Extracted data entries

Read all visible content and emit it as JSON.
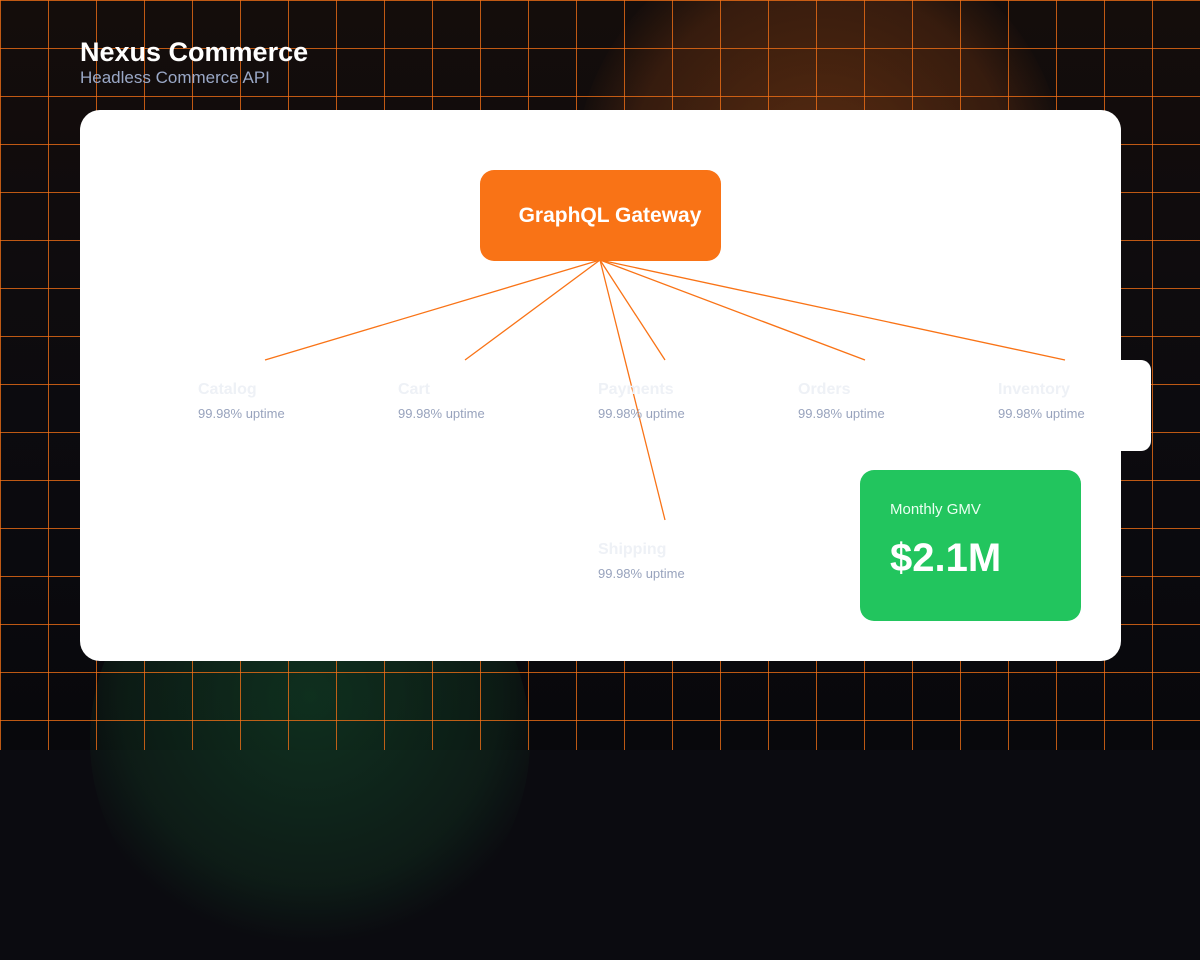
{
  "header": {
    "title": "Nexus Commerce",
    "subtitle": "Headless Commerce API"
  },
  "gateway": {
    "label": "GraphQL Gateway"
  },
  "services": [
    {
      "name": "Catalog",
      "uptime": "99.98% uptime"
    },
    {
      "name": "Cart",
      "uptime": "99.98% uptime"
    },
    {
      "name": "Payments",
      "uptime": "99.98% uptime"
    },
    {
      "name": "Orders",
      "uptime": "99.98% uptime"
    },
    {
      "name": "Inventory",
      "uptime": "99.98% uptime"
    },
    {
      "name": "Shipping",
      "uptime": "99.98% uptime"
    }
  ],
  "metric": {
    "label": "Monthly GMV",
    "value": "$2.1M"
  },
  "colors": {
    "accent": "#f97316",
    "success": "#22c55e",
    "background": "#0b0b10",
    "panel": "#ffffff"
  }
}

■ **What you will do**: Every line above should be repeated exactly; pictures stay out of the copy.

■ **Reply**:
Read all visible content and emit it as JSON.
{
  "header": {
    "title": "Nexus Commerce",
    "subtitle": "Headless Commerce API"
  },
  "gateway": {
    "label": "GraphQL Gateway"
  },
  "services": [
    {
      "name": "Catalog",
      "uptime": "99.98% uptime"
    },
    {
      "name": "Cart",
      "uptime": "99.98% uptime"
    },
    {
      "name": "Payments",
      "uptime": "99.98% uptime"
    },
    {
      "name": "Orders",
      "uptime": "99.98% uptime"
    },
    {
      "name": "Inventory",
      "uptime": "99.98% uptime"
    },
    {
      "name": "Shipping",
      "uptime": "99.98% uptime"
    }
  ],
  "metric": {
    "label": "Monthly GMV",
    "value": "$2.1M"
  },
  "colors": {
    "accent": "#f97316",
    "success": "#22c55e",
    "background": "#0b0b10",
    "panel": "#ffffff"
  }
}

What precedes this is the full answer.